> _WHAT IS REQUIRED_:
Print everything from the start of the data down to the line containing "text-line: Vous vous", both ends included, reproducing each line verbatim.
— START —
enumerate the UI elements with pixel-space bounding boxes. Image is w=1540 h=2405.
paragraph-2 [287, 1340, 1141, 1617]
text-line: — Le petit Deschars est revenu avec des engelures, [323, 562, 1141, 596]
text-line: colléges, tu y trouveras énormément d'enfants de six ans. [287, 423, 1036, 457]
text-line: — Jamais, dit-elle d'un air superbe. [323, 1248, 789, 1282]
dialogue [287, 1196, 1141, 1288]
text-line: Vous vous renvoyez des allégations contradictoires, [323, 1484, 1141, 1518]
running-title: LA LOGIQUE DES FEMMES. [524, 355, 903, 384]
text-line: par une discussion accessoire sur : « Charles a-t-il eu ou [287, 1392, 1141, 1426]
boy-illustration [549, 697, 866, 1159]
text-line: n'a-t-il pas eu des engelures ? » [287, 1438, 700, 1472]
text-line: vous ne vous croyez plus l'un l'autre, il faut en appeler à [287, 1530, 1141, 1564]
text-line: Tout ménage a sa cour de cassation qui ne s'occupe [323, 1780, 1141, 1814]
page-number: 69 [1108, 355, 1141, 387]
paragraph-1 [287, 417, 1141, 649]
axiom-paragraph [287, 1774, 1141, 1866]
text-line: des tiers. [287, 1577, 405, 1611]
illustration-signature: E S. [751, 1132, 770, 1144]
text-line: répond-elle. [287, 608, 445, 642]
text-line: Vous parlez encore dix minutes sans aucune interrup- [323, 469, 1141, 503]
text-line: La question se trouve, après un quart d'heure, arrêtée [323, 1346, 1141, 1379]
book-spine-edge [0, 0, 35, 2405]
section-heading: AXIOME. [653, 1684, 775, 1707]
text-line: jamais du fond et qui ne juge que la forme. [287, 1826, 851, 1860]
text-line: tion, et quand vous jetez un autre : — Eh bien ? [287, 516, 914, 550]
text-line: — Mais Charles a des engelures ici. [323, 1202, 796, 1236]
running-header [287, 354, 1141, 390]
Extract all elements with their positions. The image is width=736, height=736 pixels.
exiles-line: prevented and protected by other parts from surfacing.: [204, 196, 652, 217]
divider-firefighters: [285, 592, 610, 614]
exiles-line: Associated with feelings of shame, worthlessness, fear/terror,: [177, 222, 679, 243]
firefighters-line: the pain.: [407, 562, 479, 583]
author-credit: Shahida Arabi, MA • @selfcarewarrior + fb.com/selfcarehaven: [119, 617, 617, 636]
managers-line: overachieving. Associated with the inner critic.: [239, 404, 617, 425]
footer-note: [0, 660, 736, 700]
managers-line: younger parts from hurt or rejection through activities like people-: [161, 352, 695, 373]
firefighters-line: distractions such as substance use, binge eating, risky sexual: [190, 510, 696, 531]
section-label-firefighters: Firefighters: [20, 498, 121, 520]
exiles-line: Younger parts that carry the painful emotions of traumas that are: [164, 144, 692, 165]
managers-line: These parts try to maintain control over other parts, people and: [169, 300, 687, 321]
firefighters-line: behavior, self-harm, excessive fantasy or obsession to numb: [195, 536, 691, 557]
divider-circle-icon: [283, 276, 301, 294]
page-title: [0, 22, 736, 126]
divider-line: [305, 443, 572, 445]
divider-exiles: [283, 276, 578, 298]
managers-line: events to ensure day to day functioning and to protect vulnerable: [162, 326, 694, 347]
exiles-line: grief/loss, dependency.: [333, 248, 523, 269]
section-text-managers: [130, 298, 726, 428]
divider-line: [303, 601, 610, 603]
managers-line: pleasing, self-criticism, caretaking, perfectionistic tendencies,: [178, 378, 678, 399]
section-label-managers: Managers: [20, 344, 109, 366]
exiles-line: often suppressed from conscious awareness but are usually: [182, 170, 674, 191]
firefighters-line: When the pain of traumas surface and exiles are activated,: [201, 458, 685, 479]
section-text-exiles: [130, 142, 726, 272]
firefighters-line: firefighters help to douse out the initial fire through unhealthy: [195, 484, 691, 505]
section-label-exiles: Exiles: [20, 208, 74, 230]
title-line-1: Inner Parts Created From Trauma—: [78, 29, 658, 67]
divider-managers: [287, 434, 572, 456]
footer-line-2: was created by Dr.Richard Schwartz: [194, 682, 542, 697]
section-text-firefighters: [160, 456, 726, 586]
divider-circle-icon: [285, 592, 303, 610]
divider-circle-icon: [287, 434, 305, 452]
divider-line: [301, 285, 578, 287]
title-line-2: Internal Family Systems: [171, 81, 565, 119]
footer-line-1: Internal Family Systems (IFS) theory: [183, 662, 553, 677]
— END —
> _COMPLETED TASK_:
enumerate the UI elements with pixel-space bounding boxes. Image is w=1540 h=2405.
paragraph-2 [287, 1340, 1141, 1617]
text-line: — Le petit Deschars est revenu avec des engelures, [323, 562, 1141, 596]
text-line: colléges, tu y trouveras énormément d'enfants de six ans. [287, 423, 1036, 457]
text-line: — Jamais, dit-elle d'un air superbe. [323, 1248, 789, 1282]
dialogue [287, 1196, 1141, 1288]
text-line: Vous vous renvoyez des allégations contradictoires, [323, 1484, 1141, 1518]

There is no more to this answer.